* _INSTRUCTION_: Identify the lines containing the word "title". Copy each one.

* _EXTRACTED RECORDS_:
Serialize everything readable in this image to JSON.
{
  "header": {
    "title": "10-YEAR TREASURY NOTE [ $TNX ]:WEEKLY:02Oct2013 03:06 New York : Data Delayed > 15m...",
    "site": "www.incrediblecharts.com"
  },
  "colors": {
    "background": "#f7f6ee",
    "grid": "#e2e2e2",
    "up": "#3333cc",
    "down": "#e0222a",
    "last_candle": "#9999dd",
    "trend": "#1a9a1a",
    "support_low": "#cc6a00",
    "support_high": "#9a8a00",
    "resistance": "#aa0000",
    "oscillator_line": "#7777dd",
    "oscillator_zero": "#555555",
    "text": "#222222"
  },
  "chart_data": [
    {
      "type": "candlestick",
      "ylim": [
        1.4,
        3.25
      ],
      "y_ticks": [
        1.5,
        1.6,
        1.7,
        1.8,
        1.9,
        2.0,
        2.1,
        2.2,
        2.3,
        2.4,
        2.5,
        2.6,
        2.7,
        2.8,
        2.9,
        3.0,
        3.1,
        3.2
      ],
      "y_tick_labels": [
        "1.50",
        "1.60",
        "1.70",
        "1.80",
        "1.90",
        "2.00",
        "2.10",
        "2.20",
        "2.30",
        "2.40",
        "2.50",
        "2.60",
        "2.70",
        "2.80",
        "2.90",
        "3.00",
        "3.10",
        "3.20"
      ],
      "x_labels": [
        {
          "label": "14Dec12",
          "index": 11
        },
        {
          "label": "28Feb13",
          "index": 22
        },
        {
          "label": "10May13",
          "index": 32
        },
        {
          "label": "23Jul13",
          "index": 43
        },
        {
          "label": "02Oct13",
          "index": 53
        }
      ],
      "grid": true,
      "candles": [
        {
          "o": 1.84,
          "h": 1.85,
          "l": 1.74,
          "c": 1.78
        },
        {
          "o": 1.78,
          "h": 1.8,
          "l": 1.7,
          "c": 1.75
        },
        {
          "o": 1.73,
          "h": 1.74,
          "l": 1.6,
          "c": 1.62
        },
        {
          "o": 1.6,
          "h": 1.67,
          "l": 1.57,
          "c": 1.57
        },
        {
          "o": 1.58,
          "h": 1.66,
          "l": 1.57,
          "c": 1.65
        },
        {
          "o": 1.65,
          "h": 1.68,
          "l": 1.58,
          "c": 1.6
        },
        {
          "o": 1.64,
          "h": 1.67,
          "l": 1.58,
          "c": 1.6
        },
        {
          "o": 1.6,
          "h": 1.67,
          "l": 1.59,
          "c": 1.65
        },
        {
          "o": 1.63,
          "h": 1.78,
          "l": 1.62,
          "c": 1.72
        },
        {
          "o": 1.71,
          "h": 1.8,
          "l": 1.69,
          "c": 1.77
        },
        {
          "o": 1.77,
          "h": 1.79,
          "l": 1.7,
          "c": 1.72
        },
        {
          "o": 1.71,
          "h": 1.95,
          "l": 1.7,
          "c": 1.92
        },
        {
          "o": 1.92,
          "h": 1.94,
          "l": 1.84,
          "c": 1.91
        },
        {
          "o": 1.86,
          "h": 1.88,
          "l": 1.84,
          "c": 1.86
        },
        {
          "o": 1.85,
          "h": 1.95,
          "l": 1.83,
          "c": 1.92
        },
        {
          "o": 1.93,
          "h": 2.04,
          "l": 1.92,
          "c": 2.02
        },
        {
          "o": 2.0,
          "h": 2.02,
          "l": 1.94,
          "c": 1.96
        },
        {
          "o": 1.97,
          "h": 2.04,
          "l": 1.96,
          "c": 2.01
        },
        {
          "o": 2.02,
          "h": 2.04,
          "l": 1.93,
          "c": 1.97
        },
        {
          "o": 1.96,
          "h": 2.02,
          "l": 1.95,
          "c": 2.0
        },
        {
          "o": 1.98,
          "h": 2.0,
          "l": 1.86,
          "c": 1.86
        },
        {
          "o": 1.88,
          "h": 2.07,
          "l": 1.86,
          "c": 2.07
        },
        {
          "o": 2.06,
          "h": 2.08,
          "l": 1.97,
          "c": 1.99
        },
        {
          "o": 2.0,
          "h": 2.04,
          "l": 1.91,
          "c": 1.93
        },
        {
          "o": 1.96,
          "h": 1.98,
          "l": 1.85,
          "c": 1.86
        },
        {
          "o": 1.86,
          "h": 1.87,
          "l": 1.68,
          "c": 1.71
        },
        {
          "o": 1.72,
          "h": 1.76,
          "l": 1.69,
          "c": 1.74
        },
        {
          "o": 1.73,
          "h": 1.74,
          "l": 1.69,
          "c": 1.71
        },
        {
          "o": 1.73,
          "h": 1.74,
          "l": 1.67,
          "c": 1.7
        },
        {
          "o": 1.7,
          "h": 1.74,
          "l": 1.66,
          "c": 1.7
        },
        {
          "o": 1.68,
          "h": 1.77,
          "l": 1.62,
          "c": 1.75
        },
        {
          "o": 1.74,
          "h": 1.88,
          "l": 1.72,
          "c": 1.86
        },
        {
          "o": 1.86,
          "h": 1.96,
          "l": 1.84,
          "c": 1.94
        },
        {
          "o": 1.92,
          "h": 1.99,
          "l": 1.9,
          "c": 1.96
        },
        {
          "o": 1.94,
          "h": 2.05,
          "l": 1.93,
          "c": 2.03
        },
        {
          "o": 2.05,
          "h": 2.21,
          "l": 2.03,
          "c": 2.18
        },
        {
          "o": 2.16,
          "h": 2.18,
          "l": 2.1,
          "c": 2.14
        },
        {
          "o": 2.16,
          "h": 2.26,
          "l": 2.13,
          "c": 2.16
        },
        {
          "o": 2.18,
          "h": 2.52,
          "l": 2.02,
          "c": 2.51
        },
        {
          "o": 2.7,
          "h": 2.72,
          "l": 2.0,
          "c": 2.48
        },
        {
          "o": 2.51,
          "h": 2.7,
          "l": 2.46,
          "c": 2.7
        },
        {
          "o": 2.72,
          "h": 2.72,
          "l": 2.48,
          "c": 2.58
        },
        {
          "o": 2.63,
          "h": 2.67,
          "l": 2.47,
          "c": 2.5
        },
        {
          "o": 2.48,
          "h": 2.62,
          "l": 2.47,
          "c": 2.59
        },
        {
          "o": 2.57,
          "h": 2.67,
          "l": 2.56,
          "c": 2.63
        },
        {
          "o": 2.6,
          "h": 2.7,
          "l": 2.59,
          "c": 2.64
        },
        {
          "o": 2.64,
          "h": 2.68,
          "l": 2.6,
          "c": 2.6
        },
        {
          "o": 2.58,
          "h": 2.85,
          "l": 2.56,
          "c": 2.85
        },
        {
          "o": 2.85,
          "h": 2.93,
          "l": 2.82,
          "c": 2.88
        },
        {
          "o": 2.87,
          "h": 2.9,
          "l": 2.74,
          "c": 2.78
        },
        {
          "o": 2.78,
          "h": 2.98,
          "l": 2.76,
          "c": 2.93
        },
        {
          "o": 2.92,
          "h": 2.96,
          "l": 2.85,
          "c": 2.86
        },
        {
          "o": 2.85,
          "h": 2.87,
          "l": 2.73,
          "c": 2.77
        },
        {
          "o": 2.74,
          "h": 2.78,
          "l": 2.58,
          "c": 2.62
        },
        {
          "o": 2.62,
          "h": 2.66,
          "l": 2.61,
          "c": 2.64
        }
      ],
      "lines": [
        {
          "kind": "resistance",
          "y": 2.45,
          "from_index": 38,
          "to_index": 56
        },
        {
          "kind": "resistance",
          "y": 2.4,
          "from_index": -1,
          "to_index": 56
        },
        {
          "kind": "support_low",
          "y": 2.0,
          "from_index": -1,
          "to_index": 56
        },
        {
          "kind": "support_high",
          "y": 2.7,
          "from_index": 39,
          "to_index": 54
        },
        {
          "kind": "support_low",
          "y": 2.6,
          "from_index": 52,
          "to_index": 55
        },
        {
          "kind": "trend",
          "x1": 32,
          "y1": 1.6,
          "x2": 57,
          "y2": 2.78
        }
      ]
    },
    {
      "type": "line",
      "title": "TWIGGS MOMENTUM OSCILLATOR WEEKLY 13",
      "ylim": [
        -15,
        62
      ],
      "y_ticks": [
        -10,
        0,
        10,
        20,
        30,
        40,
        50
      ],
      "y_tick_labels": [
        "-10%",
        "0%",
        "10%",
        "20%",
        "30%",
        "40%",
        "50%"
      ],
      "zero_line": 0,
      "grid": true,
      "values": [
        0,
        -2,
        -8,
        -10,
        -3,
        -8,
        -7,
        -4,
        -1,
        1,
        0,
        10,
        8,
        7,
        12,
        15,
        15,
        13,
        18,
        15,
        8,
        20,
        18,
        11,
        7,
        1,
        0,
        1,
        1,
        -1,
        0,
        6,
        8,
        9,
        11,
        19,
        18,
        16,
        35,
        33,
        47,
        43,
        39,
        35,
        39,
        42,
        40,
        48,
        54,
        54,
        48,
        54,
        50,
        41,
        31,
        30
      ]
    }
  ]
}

* _PROBLEM SOLUTION_:
    "title": "10-YEAR TREASURY NOTE [ $TNX ]:WEEKLY:02Oct2013 03:06 New York : Data Delayed > 15m...",
      "title": "TWIGGS MOMENTUM OSCILLATOR WEEKLY 13",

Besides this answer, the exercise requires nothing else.